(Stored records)
○ ○ ○

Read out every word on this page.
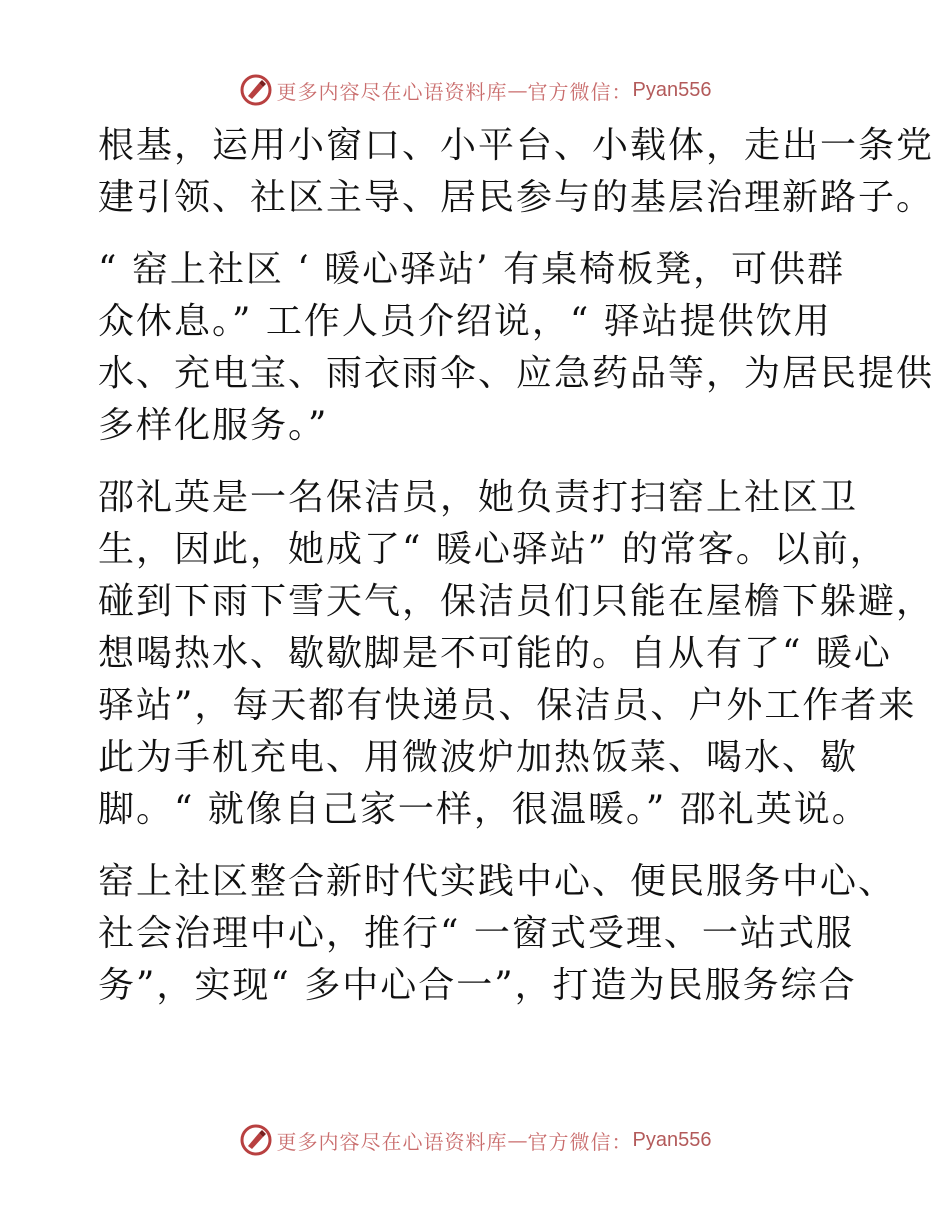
更多内容尽在心语资料库 — 官方微信： Pyan556
根基，运用小窗口、小平台、小载体，走出一条党
建引领、社区主导、居民参与的基层治理新路子。
“ 窑上社区 ‘ 暖心驿站’ 有桌椅板凳，可供群
众休息。” 工作人员介绍说，“ 驿站提供饮用
水、充电宝、雨衣雨伞、应急药品等，为居民提供
多样化服务。”
邵礼英是一名保洁员，她负责打扫窑上社区卫
生，因此，她成了“ 暖心驿站” 的常客。以前，
碰到下雨下雪天气，保洁员们只能在屋檐下躲避，
想喝热水、歇歇脚是不可能的。自从有了“ 暖心
驿站”，每天都有快递员、保洁员、户外工作者来
此为手机充电、用微波炉加热饭菜、喝水、歇
脚。“ 就像自己家一样，很温暖。” 邵礼英说。
窑上社区整合新时代实践中心、便民服务中心、
社会治理中心，推行“ 一窗式受理、一站式服
务”，实现“ 多中心合一”，打造为民服务综合
更多内容尽在心语资料库 — 官方微信： Pyan556
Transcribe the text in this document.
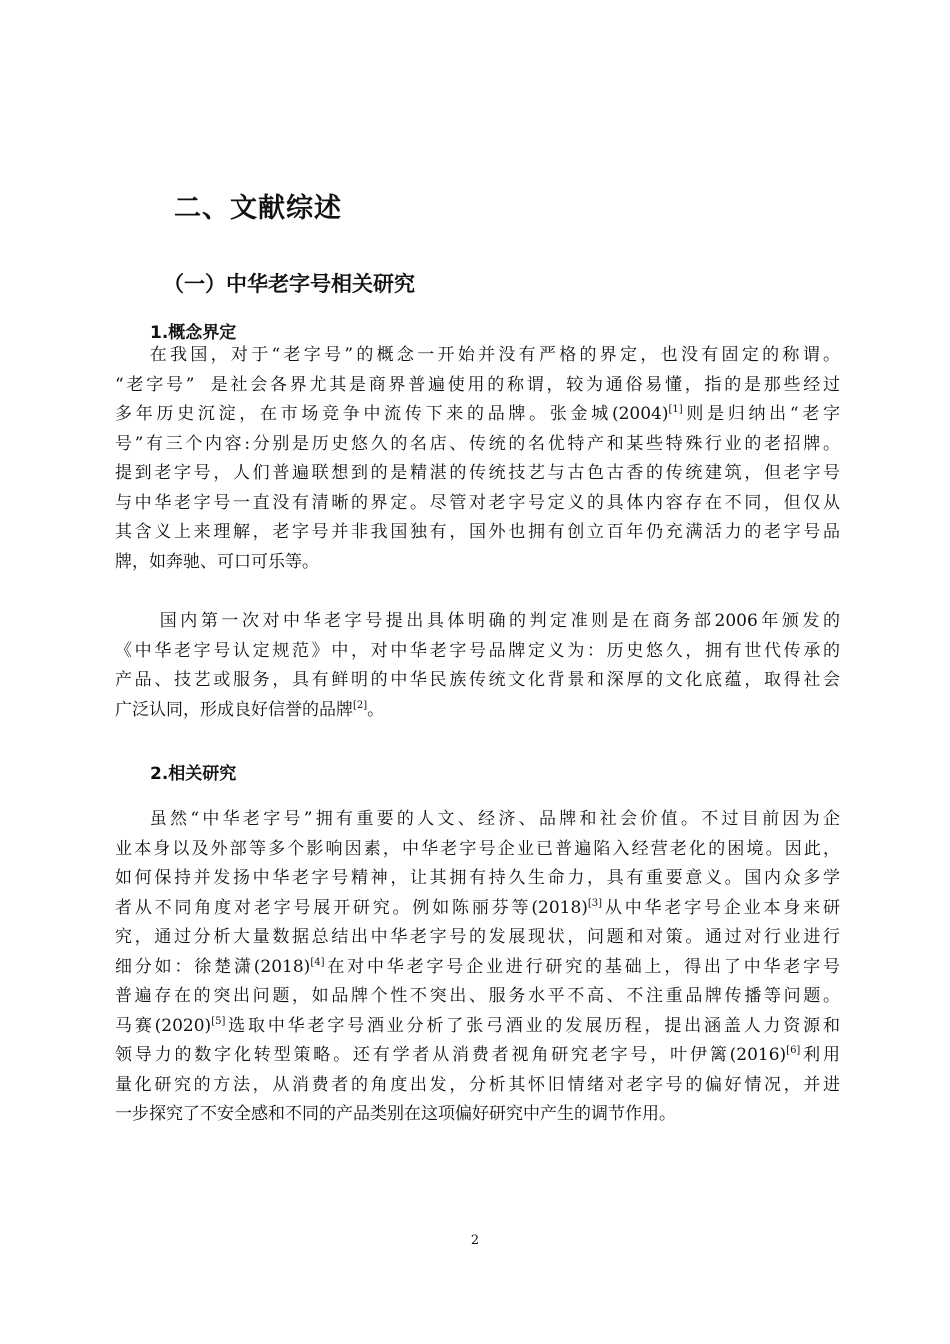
二、文献综述
（一）中华老字号相关研究
1.概念界定
在我国，对于“老字号”的概念一开始并没有严格的界定，也没有固定的称谓。
“老字号”  是社会各界尤其是商界普遍使用的称谓，较为通俗易懂，指的是那些经过
多年历史沉淀，在市场竞争中流传下来的品牌。张金城(2004)[1]则是归纳出“老字
号”有三个内容:分别是历史悠久的名店、传统的名优特产和某些特殊行业的老招牌。
提到老字号，人们普遍联想到的是精湛的传统技艺与古色古香的传统建筑，但老字号
与中华老字号一直没有清晰的界定。尽管对老字号定义的具体内容存在不同，但仅从
其含义上来理解，老字号并非我国独有，国外也拥有创立百年仍充满活力的老字号品
牌，如奔驰、可口可乐等。
国内第一次对中华老字号提出具体明确的判定准则是在商务部2006年颁发的
《中华老字号认定规范》中，对中华老字号品牌定义为：历史悠久，拥有世代传承的
产品、技艺或服务，具有鲜明的中华民族传统文化背景和深厚的文化底蕴，取得社会
广泛认同，形成良好信誉的品牌[2]。
2.相关研究
虽然“中华老字号”拥有重要的人文、经济、品牌和社会价值。不过目前因为企
业本身以及外部等多个影响因素，中华老字号企业已普遍陷入经营老化的困境。因此，
如何保持并发扬中华老字号精神，让其拥有持久生命力，具有重要意义。国内众多学
者从不同角度对老字号展开研究。例如陈丽芬等(2018)[3]从中华老字号企业本身来研
究，通过分析大量数据总结出中华老字号的发展现状，问题和对策。通过对行业进行
细分如：徐楚潇(2018)[4]在对中华老字号企业进行研究的基础上，得出了中华老字号
普遍存在的突出问题，如品牌个性不突出、服务水平不高、不注重品牌传播等问题。
马赛(2020)[5]选取中华老字号酒业分析了张弓酒业的发展历程，提出涵盖人力资源和
领导力的数字化转型策略。还有学者从消费者视角研究老字号，叶伊篱(2016)[6]利用
量化研究的方法，从消费者的角度出发，分析其怀旧情绪对老字号的偏好情况，并进
一步探究了不安全感和不同的产品类别在这项偏好研究中产生的调节作用。
2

○ ○ ○

- **TASK BRIEF**
Search the data for "暖心驿站" and list every line in which it occurs.

- **TASK ANSWER**
“ 窑上社区 ‘ 暖心驿站’ 有桌椅板凳，可供群
生，因此，她成了“ 暖心驿站” 的常客。以前，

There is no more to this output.